**Direction:**
Search the records for "吹扫捕集气相色谱质谱法" and copy each line that holds it.

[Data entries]
>>>>>
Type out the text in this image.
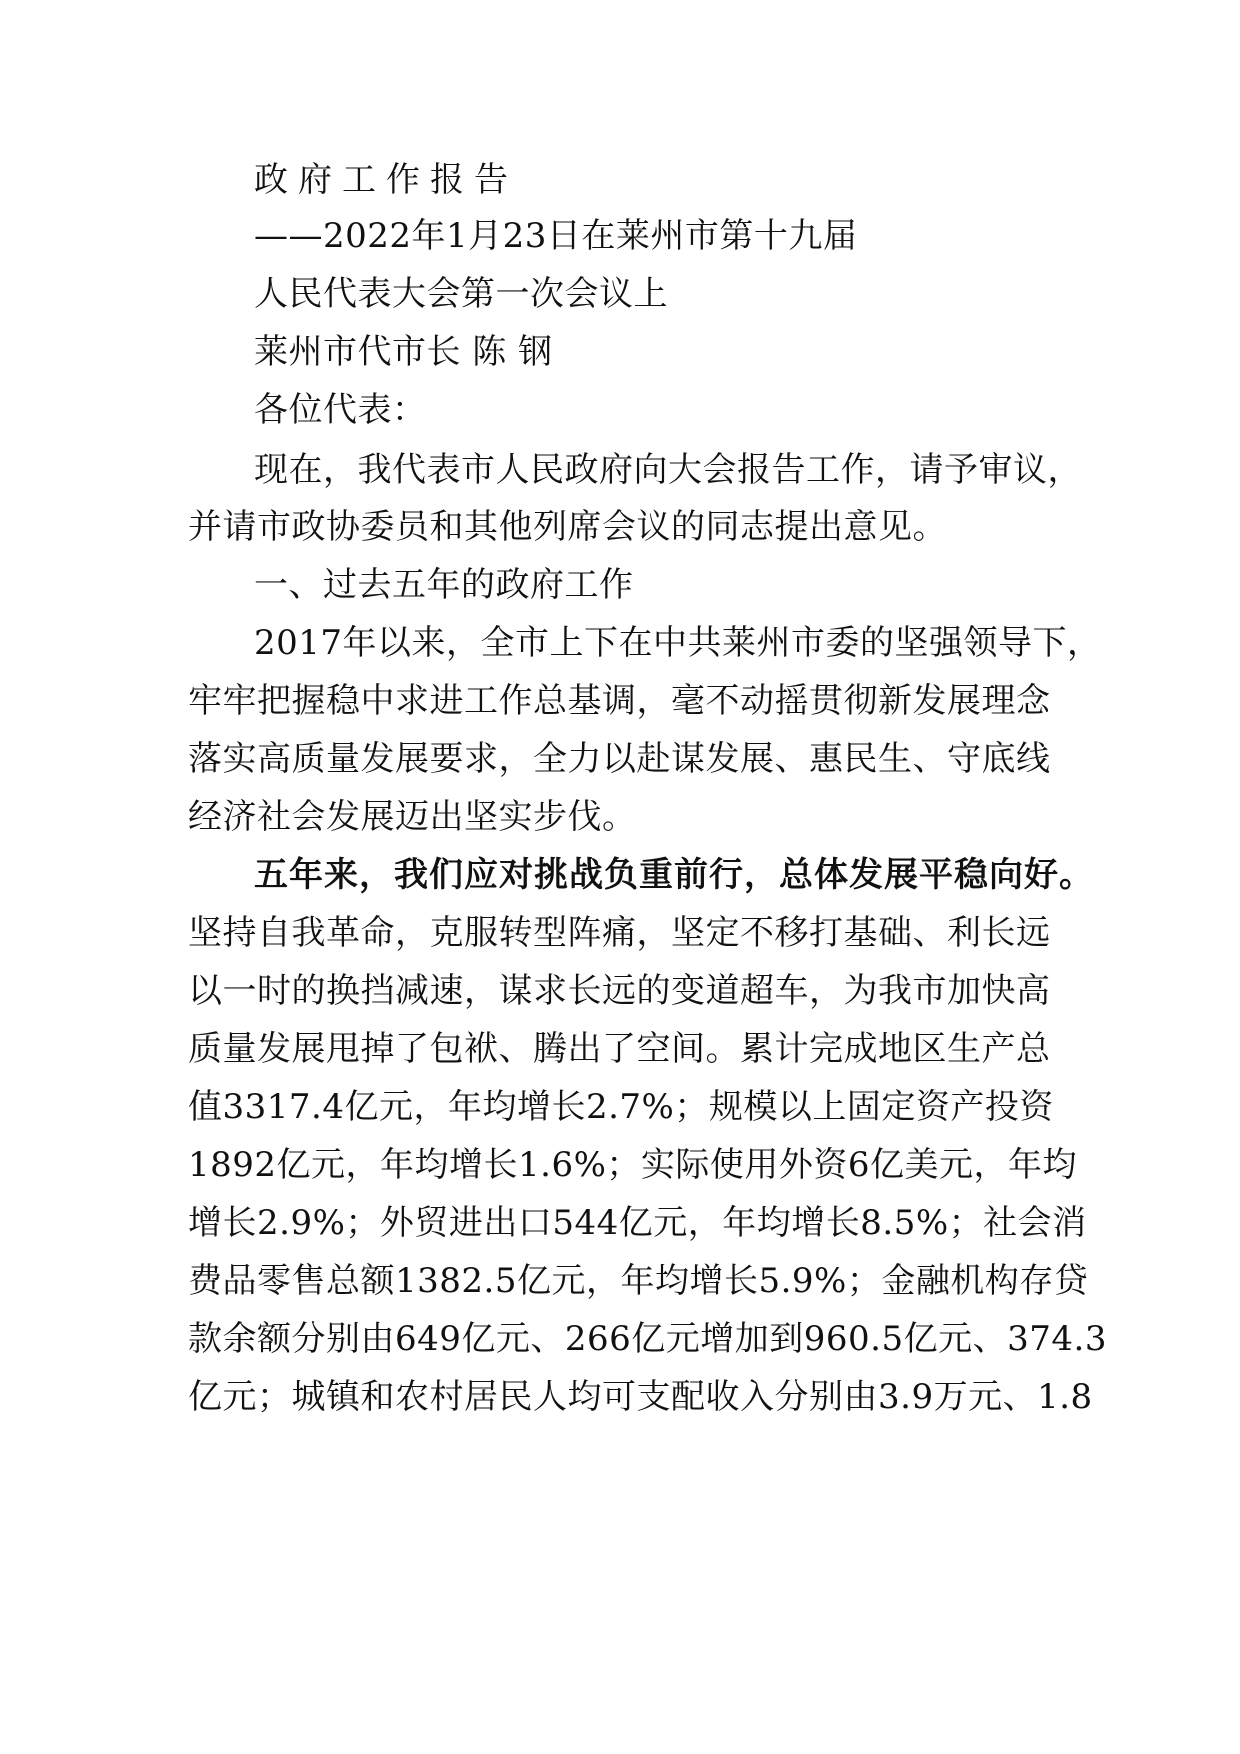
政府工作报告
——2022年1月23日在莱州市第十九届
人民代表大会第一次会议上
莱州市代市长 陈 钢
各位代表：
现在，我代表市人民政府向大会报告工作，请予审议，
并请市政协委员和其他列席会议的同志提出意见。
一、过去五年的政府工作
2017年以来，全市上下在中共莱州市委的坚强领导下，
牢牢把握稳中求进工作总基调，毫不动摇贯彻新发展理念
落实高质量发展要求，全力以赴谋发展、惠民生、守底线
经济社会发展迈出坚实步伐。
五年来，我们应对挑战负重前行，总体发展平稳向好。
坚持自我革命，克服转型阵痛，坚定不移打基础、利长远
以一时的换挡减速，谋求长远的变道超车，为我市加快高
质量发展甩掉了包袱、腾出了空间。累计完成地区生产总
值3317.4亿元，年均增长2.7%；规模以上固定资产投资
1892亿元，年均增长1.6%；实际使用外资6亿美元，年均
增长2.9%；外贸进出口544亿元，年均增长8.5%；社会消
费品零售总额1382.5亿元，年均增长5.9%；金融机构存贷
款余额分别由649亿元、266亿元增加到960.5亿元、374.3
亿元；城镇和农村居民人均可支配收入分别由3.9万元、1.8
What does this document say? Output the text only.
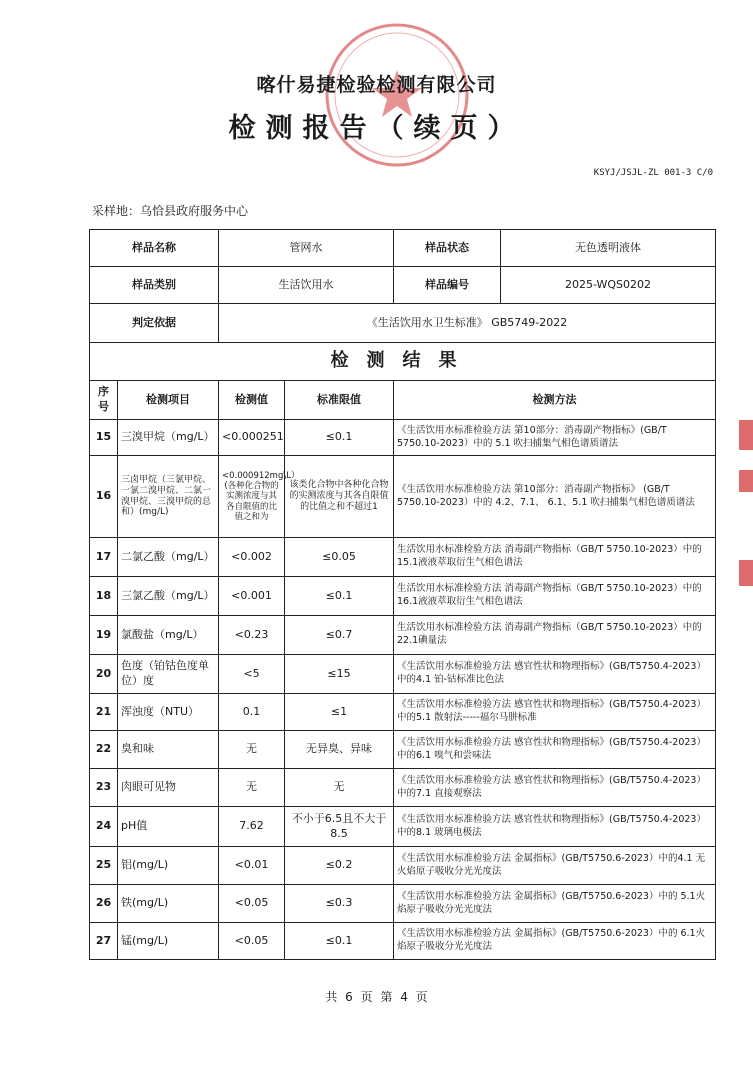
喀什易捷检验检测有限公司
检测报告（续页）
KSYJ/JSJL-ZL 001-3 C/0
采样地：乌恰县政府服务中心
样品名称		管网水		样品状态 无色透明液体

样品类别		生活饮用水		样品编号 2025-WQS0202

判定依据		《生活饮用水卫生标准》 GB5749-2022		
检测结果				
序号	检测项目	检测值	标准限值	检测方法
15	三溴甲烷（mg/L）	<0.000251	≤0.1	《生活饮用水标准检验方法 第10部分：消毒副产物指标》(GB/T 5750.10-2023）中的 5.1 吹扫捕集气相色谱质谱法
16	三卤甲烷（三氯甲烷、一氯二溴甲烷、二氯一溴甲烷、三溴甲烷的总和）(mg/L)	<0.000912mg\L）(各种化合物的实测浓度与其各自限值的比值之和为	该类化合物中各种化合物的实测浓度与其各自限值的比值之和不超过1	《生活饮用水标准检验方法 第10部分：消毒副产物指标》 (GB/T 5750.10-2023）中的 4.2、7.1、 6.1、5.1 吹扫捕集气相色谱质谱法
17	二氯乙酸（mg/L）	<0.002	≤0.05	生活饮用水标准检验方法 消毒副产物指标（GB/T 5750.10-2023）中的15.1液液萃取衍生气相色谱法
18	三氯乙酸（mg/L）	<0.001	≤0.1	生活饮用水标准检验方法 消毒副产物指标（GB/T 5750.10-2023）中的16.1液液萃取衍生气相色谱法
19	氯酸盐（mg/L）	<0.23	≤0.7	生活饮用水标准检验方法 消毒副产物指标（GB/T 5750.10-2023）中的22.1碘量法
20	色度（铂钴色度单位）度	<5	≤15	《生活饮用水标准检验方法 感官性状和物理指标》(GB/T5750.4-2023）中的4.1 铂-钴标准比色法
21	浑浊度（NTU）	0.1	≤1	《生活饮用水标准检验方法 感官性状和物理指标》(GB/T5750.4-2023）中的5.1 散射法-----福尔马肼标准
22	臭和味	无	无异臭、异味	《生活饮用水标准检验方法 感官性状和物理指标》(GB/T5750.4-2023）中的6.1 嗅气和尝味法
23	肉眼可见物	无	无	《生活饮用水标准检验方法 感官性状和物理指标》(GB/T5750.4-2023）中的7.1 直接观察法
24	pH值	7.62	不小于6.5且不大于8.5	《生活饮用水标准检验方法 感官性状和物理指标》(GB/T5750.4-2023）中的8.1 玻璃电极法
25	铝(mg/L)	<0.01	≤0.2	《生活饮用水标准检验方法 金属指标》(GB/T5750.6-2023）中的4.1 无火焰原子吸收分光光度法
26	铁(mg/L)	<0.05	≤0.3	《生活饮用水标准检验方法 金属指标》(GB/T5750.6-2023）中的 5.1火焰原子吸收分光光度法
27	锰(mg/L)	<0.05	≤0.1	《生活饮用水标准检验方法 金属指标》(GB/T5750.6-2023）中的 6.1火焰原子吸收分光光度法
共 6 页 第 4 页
<<<<<
**Task output:**
15	三溴甲烷（mg/L）	<0.000251	≤0.1	《生活饮用水标准检验方法 第10部分：消毒副产物指标》(GB/T 5750.10-2023）中的 5.1 吹扫捕集气相色谱质谱法
16	三卤甲烷（三氯甲烷、一氯二溴甲烷、二氯一溴甲烷、三溴甲烷的总和）(mg/L)	<0.000912mg\L）(各种化合物的实测浓度与其各自限值的比值之和为	该类化合物中各种化合物的实测浓度与其各自限值的比值之和不超过1	《生活饮用水标准检验方法 第10部分：消毒副产物指标》 (GB/T 5750.10-2023）中的 4.2、7.1、 6.1、5.1 吹扫捕集气相色谱质谱法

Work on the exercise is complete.